◆ **Task requirements**
Could you copy every line from the material below in which "surface" appears?
** Start Data section **
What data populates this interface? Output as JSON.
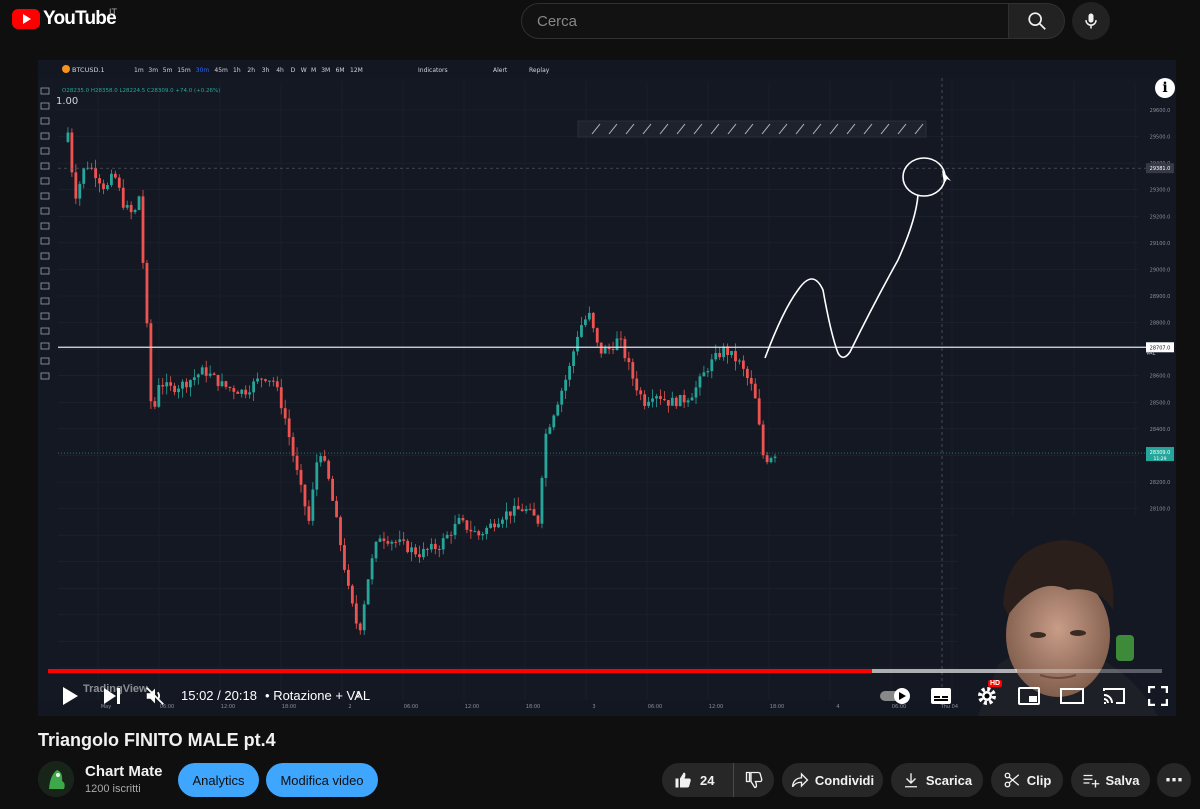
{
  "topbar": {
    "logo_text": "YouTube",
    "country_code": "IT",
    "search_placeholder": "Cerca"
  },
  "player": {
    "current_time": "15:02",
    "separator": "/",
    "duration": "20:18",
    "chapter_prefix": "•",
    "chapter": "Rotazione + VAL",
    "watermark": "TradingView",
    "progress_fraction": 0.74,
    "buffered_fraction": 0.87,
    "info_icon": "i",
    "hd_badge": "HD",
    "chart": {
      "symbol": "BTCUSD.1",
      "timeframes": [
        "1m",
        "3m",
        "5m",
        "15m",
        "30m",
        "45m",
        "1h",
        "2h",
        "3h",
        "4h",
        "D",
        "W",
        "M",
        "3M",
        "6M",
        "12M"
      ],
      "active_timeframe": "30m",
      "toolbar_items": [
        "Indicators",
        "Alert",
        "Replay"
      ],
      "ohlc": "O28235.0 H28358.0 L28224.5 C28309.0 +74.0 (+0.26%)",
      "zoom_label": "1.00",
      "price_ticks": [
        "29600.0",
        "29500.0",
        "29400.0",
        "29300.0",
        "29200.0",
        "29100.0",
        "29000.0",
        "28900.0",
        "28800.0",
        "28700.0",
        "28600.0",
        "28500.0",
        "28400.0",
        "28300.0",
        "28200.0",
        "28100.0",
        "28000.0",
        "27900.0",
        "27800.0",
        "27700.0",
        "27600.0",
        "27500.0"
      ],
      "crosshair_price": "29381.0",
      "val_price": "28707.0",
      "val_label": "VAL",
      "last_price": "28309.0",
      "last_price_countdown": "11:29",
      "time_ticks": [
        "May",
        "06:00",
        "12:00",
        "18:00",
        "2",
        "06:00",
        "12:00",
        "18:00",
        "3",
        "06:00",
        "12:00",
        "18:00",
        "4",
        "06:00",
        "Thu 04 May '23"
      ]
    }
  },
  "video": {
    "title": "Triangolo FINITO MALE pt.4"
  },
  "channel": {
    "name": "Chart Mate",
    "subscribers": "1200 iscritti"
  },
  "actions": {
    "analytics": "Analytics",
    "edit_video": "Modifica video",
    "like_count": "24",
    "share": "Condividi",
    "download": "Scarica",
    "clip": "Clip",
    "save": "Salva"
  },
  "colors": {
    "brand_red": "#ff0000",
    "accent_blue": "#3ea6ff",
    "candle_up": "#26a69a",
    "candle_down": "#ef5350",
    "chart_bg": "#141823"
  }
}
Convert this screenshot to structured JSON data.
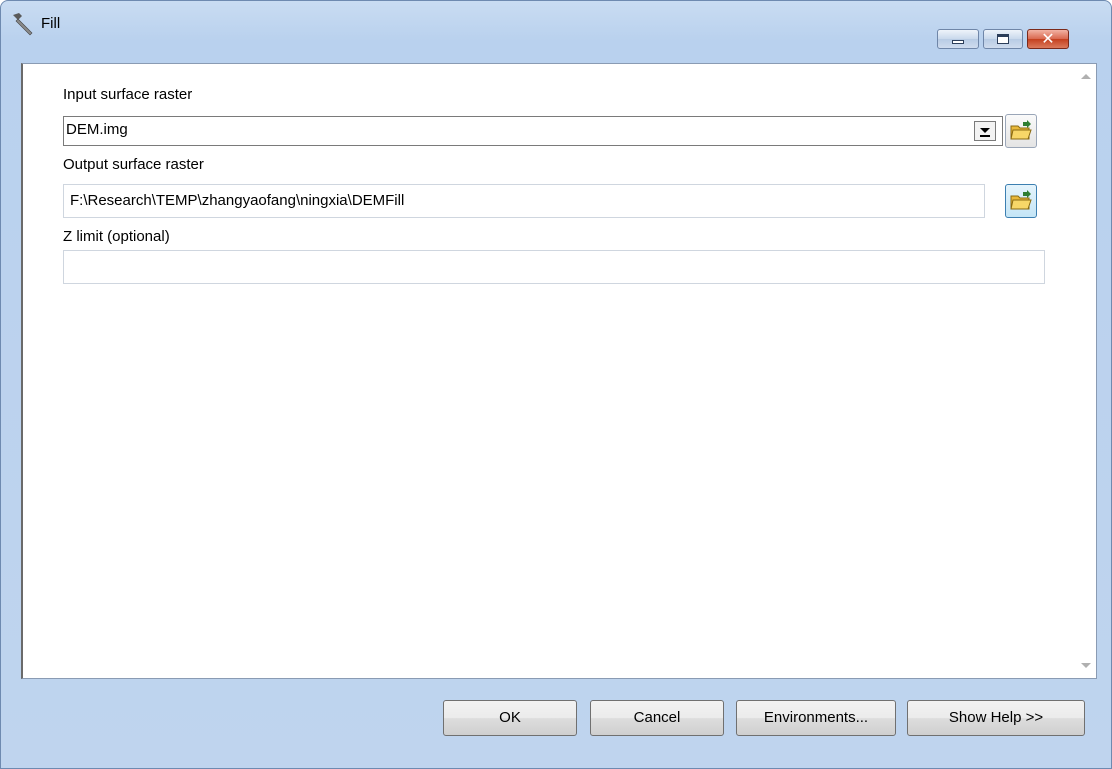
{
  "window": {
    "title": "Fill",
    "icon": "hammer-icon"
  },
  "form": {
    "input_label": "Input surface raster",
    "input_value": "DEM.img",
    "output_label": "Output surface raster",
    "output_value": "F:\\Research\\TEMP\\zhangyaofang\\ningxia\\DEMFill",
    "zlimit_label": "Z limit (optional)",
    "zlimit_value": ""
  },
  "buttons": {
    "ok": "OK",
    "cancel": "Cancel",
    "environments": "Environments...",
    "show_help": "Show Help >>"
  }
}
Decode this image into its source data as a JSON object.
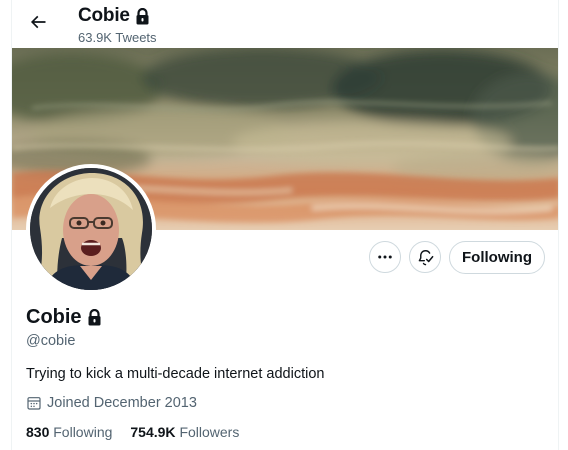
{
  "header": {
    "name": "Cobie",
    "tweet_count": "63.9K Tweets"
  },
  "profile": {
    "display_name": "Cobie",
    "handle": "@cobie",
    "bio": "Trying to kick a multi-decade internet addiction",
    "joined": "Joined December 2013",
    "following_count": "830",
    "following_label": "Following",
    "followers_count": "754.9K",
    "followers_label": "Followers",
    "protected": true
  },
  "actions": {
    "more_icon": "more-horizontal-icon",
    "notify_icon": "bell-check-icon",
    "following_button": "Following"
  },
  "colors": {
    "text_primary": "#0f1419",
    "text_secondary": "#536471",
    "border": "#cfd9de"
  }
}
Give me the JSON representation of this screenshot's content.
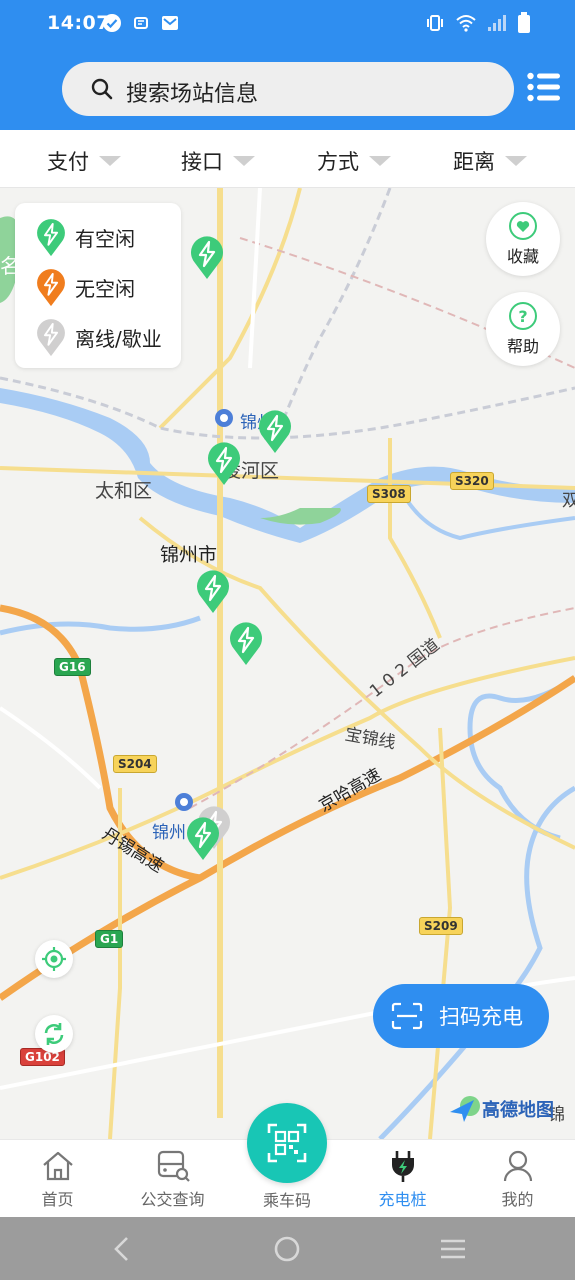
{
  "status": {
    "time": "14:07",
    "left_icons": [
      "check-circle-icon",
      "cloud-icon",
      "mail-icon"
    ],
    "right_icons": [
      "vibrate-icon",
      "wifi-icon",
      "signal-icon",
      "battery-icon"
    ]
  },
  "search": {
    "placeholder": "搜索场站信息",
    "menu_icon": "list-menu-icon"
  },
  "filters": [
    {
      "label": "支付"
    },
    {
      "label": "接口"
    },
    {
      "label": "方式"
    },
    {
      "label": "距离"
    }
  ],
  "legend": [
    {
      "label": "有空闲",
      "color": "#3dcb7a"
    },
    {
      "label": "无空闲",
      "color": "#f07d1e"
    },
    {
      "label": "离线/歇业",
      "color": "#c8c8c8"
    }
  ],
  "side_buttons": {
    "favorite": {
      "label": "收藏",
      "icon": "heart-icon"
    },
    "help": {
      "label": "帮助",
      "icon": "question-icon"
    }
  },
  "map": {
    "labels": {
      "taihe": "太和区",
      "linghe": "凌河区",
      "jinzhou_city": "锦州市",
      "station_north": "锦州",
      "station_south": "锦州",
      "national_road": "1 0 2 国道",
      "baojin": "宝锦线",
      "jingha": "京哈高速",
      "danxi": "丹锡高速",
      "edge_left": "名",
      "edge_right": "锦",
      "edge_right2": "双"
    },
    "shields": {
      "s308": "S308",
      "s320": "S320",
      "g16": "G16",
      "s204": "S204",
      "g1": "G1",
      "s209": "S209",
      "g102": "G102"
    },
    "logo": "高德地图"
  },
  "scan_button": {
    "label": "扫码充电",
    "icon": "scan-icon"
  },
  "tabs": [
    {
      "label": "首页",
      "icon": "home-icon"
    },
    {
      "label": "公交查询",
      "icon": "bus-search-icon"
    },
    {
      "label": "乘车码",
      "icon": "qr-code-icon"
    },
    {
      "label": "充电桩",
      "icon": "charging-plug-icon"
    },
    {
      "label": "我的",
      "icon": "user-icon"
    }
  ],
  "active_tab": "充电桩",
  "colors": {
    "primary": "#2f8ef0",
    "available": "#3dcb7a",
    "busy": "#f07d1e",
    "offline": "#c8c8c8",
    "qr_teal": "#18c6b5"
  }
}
** End Data section **
◆ **Result**
    "input_label": "Input surface raster",
    "output_label": "Output surface raster",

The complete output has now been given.